▶ **EXCERPTED TEXT**:
____________
Freedom: By Definition

This Idea is one I will return to often. It is the issue at the core of being American.


"Freedom". This word was the catchword of the president’s address to the G8 Summit this week. It is an ominous word that is spoke and everybody gets a warm fuzzy feeling. The actual visions and meaning is various from person to person as well as culture to culture. To exemplify this point, I want you to close your eyes and picture a dog. Picture the dog’s color, hair length, and demeanor. Did you picture a saliva dripping Rottweiler, with dark short hair, snarling grin, coiled ready to spring, and larger then your average teenager. Most of you didn’t. Most people would have envisioned something smaller, cuter, and friendlier when thinking of a dog. The same can be said about the way that the Bush administration and their vision of freedom. They didn’t understand many Iraqis idea of freedom would be the freedom to take revenge and kill their neighbors. Freedom of religion to them would mean a religion that is considered repressive to women. Freedom of speech would mean to that ability to preach hatred of the American presence and inciting violence. The right to bear arms would the used to arm the militias against the troops.


Freedom as an ideology is unpredictable and not definable. According to m-w.com "Freedom" the word there are many definitions. Most of them say what freedom is not. Others talk about freedom in a negative sense. The only raw kind of definitive definition is (the absence of necessity, coercion, or constraint in choice or action). By that definition we are not free in this country. I think that they would be more accurate to have written it as that absence of necessity or coercion by others, or constraint in choice from others. We are all bound by our biological needs of food, Shelter, oxygen, ect. In this country we have a necessity for a phone, transportation, digital entertainment, and many other things that we could actually survive without. Because of these "sudo needs", existence in this country isn’t "free" and the very need for money creates a reduction in freedom.


A reduction in freedom is another important concept. Freedom is not a light switch. It is not an off or on thing. It exists on variable scales that exist on a variable scale on an individual level. You can drive down the road "non-coerced" at 75 MPH on the highways in some states. Yet in others that would get you pulled over and ticketed in other states. Some states allow you to gamble freely, however other states it is strictly forbidden. (Well at least in the strictest sense of the word. This is the source of a future topic.) If your choice is to gamble, you freedom is restricted in some places, while in some places you remain free to do your will.
____________
▶ **DATASET RECORDS**:

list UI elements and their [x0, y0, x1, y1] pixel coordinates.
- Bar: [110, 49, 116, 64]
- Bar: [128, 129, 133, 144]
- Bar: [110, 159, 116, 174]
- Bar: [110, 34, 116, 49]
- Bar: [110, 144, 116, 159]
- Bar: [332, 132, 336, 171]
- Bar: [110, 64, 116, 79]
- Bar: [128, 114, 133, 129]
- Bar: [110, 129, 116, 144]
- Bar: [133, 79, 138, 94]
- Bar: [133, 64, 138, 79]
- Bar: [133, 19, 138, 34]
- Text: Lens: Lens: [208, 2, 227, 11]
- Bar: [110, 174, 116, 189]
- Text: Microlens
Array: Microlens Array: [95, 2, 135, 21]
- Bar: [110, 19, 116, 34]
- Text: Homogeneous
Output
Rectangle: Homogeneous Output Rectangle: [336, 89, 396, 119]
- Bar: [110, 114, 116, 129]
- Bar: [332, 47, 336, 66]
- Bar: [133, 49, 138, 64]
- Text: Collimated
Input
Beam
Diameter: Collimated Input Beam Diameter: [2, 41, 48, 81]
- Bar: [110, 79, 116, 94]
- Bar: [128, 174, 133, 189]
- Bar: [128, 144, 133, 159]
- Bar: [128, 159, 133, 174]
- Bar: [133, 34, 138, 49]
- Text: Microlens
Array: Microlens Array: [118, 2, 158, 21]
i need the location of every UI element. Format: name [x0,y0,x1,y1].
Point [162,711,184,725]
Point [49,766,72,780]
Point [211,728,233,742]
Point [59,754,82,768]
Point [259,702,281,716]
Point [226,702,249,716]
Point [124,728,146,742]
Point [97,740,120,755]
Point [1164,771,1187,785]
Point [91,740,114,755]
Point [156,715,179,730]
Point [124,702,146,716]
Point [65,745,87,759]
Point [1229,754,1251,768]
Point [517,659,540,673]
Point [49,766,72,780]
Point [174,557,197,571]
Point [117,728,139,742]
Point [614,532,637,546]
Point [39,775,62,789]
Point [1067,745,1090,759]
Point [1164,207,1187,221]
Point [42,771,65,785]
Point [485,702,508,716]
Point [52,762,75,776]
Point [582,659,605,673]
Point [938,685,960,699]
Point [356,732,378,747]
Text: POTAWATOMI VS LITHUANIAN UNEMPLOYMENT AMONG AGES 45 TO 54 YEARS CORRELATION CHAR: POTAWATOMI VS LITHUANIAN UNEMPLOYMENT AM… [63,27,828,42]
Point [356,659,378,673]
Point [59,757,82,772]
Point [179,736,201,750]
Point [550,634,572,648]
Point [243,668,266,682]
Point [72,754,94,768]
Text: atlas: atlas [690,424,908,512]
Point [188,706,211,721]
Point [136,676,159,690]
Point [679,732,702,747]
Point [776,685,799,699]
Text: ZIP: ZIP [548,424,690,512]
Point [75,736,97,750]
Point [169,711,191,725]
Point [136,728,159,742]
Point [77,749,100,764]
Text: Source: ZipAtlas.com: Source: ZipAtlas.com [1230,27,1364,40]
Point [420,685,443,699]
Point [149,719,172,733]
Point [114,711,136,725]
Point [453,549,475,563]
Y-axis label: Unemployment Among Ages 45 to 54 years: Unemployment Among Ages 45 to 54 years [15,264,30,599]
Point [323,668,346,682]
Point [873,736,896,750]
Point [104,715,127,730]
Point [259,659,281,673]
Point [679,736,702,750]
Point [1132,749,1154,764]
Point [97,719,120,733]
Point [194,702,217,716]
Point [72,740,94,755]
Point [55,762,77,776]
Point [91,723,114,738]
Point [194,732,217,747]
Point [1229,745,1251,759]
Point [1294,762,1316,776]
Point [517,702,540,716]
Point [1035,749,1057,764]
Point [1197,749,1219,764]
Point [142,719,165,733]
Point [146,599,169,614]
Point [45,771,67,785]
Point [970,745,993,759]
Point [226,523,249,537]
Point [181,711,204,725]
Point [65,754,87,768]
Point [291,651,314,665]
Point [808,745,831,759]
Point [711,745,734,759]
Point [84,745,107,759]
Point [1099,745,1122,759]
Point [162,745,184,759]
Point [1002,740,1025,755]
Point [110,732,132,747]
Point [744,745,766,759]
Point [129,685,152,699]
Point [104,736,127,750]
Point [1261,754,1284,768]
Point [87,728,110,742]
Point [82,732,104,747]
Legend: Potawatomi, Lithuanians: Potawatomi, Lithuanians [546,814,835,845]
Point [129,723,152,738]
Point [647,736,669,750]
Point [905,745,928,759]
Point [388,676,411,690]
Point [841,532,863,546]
____________
▶ **ACTIONS TO TAKE**:
A) Decide whether each statement agrees with the post on freedom: (i) freedom was the catchword of the president's address to the G8 Summit; (ii) freedom works like a light switch, either on or off; (iii) most people asked to picture a dog would imagine a snarling Rottweiler. For each, answer yes or no and quote the words of the post that decide it.
B) Carry the post on freedom forward from its last sentence.
None of the entries is needed here.

▶ **ANSWERS TO THIS EXERCISE**:
A)
(i) Yes: "This word was the catchword of the president’s address to the G8 Summit this week."
(ii) No: "Freedom is not a light switch. It is not an off or on thing."
(iii) No: "Most people would have envisioned something smaller, cuter, and friendlier when thinking of a dog."

B)
If you want to experience true freedom, get a sailboat and a fishing pole and head out to sea. You have wind for power and a way to feed yourself. The rules of the boat are your own. That is freedom.
Many people confuse freedom with democracy. I know I have a few teachers that read this blog. I have always envisioned teaching students the freedom and democracy difference like this. Have them all gather in a circle with their arms outstretched and fingertips touching. Then have them take one step back with their arms still outstretched. The circle is wide with plenty of space between them. That is freedom. Then having them return to the state where they were touching their fingertips again, I would have them take a step forward and lock wrists. Their head, elbows, legs and other parts are free. Where they touch the other people is where democracy is required. In a society, freedom is the activities and choices you are allowed to make that do not infringe upon the freedoms and choices of other in the society. Democracy is the way to address the issues that arise when two or more participants’ choices are in conflict or effect the others. The last thing I would have the students do is move as rapidly as possible, with palms still locked on wrists, out and around the school’s flag pole and back to class. I would inspire them to beat some time. They would experience the difficulties of moving when choices are to be made together. There are so many variations to this exercise including changing group sizes, electing leaders, and forcing time constraints.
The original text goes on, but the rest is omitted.